■ Requirements: Can you retype every record below exactly as written?

■ Source material:
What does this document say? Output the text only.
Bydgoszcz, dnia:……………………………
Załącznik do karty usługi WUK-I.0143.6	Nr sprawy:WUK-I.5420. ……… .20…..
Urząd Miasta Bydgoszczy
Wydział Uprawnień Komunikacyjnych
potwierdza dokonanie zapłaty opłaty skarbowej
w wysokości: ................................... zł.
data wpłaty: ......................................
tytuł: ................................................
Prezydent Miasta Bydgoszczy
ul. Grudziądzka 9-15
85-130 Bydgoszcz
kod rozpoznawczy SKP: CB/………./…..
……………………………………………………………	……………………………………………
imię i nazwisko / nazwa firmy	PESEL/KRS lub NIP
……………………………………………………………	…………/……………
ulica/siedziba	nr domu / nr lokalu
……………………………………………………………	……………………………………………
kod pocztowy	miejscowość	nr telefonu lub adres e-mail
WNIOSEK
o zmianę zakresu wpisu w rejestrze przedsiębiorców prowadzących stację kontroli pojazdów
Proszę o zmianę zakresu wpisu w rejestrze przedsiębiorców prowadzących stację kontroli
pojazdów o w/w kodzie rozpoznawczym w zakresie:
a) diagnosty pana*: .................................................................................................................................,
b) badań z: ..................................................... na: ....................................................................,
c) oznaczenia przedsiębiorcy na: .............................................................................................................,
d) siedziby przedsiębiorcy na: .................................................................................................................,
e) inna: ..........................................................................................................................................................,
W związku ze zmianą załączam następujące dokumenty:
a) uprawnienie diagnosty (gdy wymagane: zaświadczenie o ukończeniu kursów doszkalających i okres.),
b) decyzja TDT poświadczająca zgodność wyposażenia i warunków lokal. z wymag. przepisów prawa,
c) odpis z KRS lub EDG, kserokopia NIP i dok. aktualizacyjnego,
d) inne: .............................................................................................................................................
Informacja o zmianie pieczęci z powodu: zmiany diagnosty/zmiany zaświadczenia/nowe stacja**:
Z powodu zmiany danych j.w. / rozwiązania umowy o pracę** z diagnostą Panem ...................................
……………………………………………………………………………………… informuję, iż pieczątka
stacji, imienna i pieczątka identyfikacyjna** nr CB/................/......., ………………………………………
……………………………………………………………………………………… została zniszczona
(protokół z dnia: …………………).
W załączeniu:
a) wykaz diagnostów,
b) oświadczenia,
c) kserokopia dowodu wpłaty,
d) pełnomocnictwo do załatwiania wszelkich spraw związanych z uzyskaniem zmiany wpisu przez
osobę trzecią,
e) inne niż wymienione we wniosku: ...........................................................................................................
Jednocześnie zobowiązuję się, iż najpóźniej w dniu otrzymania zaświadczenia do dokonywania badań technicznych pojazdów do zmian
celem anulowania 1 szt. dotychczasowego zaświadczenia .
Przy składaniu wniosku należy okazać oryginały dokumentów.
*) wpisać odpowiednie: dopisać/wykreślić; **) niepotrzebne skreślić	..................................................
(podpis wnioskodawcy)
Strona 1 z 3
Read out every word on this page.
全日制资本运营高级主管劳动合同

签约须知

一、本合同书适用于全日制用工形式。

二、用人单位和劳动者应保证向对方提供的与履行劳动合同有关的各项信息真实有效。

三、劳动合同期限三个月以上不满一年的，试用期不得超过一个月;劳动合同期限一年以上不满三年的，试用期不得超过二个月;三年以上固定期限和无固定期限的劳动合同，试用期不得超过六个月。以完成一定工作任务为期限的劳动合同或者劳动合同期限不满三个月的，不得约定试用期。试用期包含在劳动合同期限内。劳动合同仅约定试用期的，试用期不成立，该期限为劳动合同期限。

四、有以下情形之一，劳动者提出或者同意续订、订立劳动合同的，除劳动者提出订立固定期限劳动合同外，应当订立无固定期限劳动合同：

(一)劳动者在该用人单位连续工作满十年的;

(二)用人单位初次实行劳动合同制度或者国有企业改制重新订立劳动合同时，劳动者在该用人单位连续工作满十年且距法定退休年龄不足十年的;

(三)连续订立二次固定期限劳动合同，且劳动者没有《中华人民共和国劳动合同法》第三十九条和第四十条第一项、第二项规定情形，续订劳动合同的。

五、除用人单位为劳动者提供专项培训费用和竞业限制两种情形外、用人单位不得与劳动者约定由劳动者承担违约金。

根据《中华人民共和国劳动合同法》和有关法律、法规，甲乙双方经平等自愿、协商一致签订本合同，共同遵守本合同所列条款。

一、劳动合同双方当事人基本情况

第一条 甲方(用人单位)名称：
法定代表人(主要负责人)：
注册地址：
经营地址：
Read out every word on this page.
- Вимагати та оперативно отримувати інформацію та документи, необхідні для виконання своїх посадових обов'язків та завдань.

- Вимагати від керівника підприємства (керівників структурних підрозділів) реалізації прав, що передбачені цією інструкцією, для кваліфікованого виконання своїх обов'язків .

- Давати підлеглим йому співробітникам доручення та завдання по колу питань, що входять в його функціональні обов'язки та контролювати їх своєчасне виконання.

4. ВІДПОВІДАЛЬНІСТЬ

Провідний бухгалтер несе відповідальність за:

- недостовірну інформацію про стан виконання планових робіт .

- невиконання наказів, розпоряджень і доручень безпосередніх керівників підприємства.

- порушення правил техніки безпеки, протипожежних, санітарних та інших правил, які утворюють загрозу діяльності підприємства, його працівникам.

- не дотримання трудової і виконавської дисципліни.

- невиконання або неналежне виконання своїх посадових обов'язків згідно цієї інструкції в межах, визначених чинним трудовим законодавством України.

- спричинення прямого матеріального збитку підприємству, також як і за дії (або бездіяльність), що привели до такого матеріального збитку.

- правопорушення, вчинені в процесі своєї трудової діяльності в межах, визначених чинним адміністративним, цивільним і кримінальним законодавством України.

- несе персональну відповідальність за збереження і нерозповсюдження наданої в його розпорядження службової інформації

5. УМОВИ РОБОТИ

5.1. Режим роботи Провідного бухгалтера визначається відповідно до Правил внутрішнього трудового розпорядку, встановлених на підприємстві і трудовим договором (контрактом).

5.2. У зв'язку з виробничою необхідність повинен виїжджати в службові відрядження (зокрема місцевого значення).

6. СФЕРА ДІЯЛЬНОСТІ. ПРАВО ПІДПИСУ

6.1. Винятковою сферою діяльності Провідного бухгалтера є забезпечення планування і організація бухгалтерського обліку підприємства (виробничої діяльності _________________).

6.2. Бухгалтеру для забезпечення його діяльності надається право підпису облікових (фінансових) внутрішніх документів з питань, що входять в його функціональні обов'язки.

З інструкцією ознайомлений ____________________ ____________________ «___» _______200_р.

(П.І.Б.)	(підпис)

■ Full response:
What does this document say? Output the text only.
Bydgoszcz, dnia:……………………………
Załącznik do karty usługi WUK-I.0143.6	Nr sprawy:WUK-I.5420. ……… .20…..
Urząd Miasta Bydgoszczy
Wydział Uprawnień Komunikacyjnych
potwierdza dokonanie zapłaty opłaty skarbowej
w wysokości: ................................... zł.
data wpłaty: ......................................
tytuł: ................................................
Prezydent Miasta Bydgoszczy
ul. Grudziądzka 9-15
85-130 Bydgoszcz
kod rozpoznawczy SKP: CB/………./…..
……………………………………………………………	……………………………………………
imię i nazwisko / nazwa firmy	PESEL/KRS lub NIP
……………………………………………………………	…………/……………
ulica/siedziba	nr domu / nr lokalu
……………………………………………………………	……………………………………………
kod pocztowy	miejscowość	nr telefonu lub adres e-mail
WNIOSEK
o zmianę zakresu wpisu w rejestrze przedsiębiorców prowadzących stację kontroli pojazdów
Proszę o zmianę zakresu wpisu w rejestrze przedsiębiorców prowadzących stację kontroli
pojazdów o w/w kodzie rozpoznawczym w zakresie:
a) diagnosty pana*: .................................................................................................................................,
b) badań z: ..................................................... na: ....................................................................,
c) oznaczenia przedsiębiorcy na: .............................................................................................................,
d) siedziby przedsiębiorcy na: .................................................................................................................,
e) inna: ..........................................................................................................................................................,
W związku ze zmianą załączam następujące dokumenty:
a) uprawnienie diagnosty (gdy wymagane: zaświadczenie o ukończeniu kursów doszkalających i okres.),
b) decyzja TDT poświadczająca zgodność wyposażenia i warunków lokal. z wymag. przepisów prawa,
c) odpis z KRS lub EDG, kserokopia NIP i dok. aktualizacyjnego,
d) inne: .............................................................................................................................................
Informacja o zmianie pieczęci z powodu: zmiany diagnosty/zmiany zaświadczenia/nowe stacja**:
Z powodu zmiany danych j.w. / rozwiązania umowy o pracę** z diagnostą Panem ...................................
……………………………………………………………………………………… informuję, iż pieczątka
stacji, imienna i pieczątka identyfikacyjna** nr CB/................/......., ………………………………………
……………………………………………………………………………………… została zniszczona
(protokół z dnia: …………………).
W załączeniu:
a) wykaz diagnostów,
b) oświadczenia,
c) kserokopia dowodu wpłaty,
d) pełnomocnictwo do załatwiania wszelkich spraw związanych z uzyskaniem zmiany wpisu przez
osobę trzecią,
e) inne niż wymienione we wniosku: ...........................................................................................................
Jednocześnie zobowiązuję się, iż najpóźniej w dniu otrzymania zaświadczenia do dokonywania badań technicznych pojazdów do zmian
celem anulowania 1 szt. dotychczasowego zaświadczenia .
Przy składaniu wniosku należy okazać oryginały dokumentów.
*) wpisać odpowiednie: dopisać/wykreślić; **) niepotrzebne skreślić	..................................................
(podpis wnioskodawcy)
Strona 1 z 3
Read out every word on this page.
全日制资本运营高级主管劳动合同

签约须知

一、本合同书适用于全日制用工形式。

二、用人单位和劳动者应保证向对方提供的与履行劳动合同有关的各项信息真实有效。

三、劳动合同期限三个月以上不满一年的，试用期不得超过一个月;劳动合同期限一年以上不满三年的，试用期不得超过二个月;三年以上固定期限和无固定期限的劳动合同，试用期不得超过六个月。以完成一定工作任务为期限的劳动合同或者劳动合同期限不满三个月的，不得约定试用期。试用期包含在劳动合同期限内。劳动合同仅约定试用期的，试用期不成立，该期限为劳动合同期限。

四、有以下情形之一，劳动者提出或者同意续订、订立劳动合同的，除劳动者提出订立固定期限劳动合同外，应当订立无固定期限劳动合同：

(一)劳动者在该用人单位连续工作满十年的;

(二)用人单位初次实行劳动合同制度或者国有企业改制重新订立劳动合同时，劳动者在该用人单位连续工作满十年且距法定退休年龄不足十年的;

(三)连续订立二次固定期限劳动合同，且劳动者没有《中华人民共和国劳动合同法》第三十九条和第四十条第一项、第二项规定情形，续订劳动合同的。

五、除用人单位为劳动者提供专项培训费用和竞业限制两种情形外、用人单位不得与劳动者约定由劳动者承担违约金。

根据《中华人民共和国劳动合同法》和有关法律、法规，甲乙双方经平等自愿、协商一致签订本合同，共同遵守本合同所列条款。

一、劳动合同双方当事人基本情况

第一条 甲方(用人单位)名称：
法定代表人(主要负责人)：
注册地址：
经营地址：
Read out every word on this page.
- Вимагати та оперативно отримувати інформацію та документи, необхідні для виконання своїх посадових обов'язків та завдань.

- Вимагати від керівника підприємства (керівників структурних підрозділів) реалізації прав, що передбачені цією інструкцією, для кваліфікованого виконання своїх обов'язків .

- Давати підлеглим йому співробітникам доручення та завдання по колу питань, що входять в його функціональні обов'язки та контролювати їх своєчасне виконання.

4. ВІДПОВІДАЛЬНІСТЬ

Провідний бухгалтер несе відповідальність за:

- недостовірну інформацію про стан виконання планових робіт .

- невиконання наказів, розпоряджень і доручень безпосередніх керівників підприємства.

- порушення правил техніки безпеки, протипожежних, санітарних та інших правил, які утворюють загрозу діяльності підприємства, його працівникам.

- не дотримання трудової і виконавської дисципліни.

- невиконання або неналежне виконання своїх посадових обов'язків згідно цієї інструкції в межах, визначених чинним трудовим законодавством України.

- спричинення прямого матеріального збитку підприємству, також як і за дії (або бездіяльність), що привели до такого матеріального збитку.

- правопорушення, вчинені в процесі своєї трудової діяльності в межах, визначених чинним адміністративним, цивільним і кримінальним законодавством України.

- несе персональну відповідальність за збереження і нерозповсюдження наданої в його розпорядження службової інформації

5. УМОВИ РОБОТИ

5.1. Режим роботи Провідного бухгалтера визначається відповідно до Правил внутрішнього трудового розпорядку, встановлених на підприємстві і трудовим договором (контрактом).

5.2. У зв'язку з виробничою необхідність повинен виїжджати в службові відрядження (зокрема місцевого значення).

6. СФЕРА ДІЯЛЬНОСТІ. ПРАВО ПІДПИСУ

6.1. Винятковою сферою діяльності Провідного бухгалтера є забезпечення планування і організація бухгалтерського обліку підприємства (виробничої діяльності _________________).

6.2. Бухгалтеру для забезпечення його діяльності надається право підпису облікових (фінансових) внутрішніх документів з питань, що входять в його функціональні обов'язки.

З інструкцією ознайомлений ____________________ ____________________ «___» _______200_р.

(П.І.Б.)	(підпис)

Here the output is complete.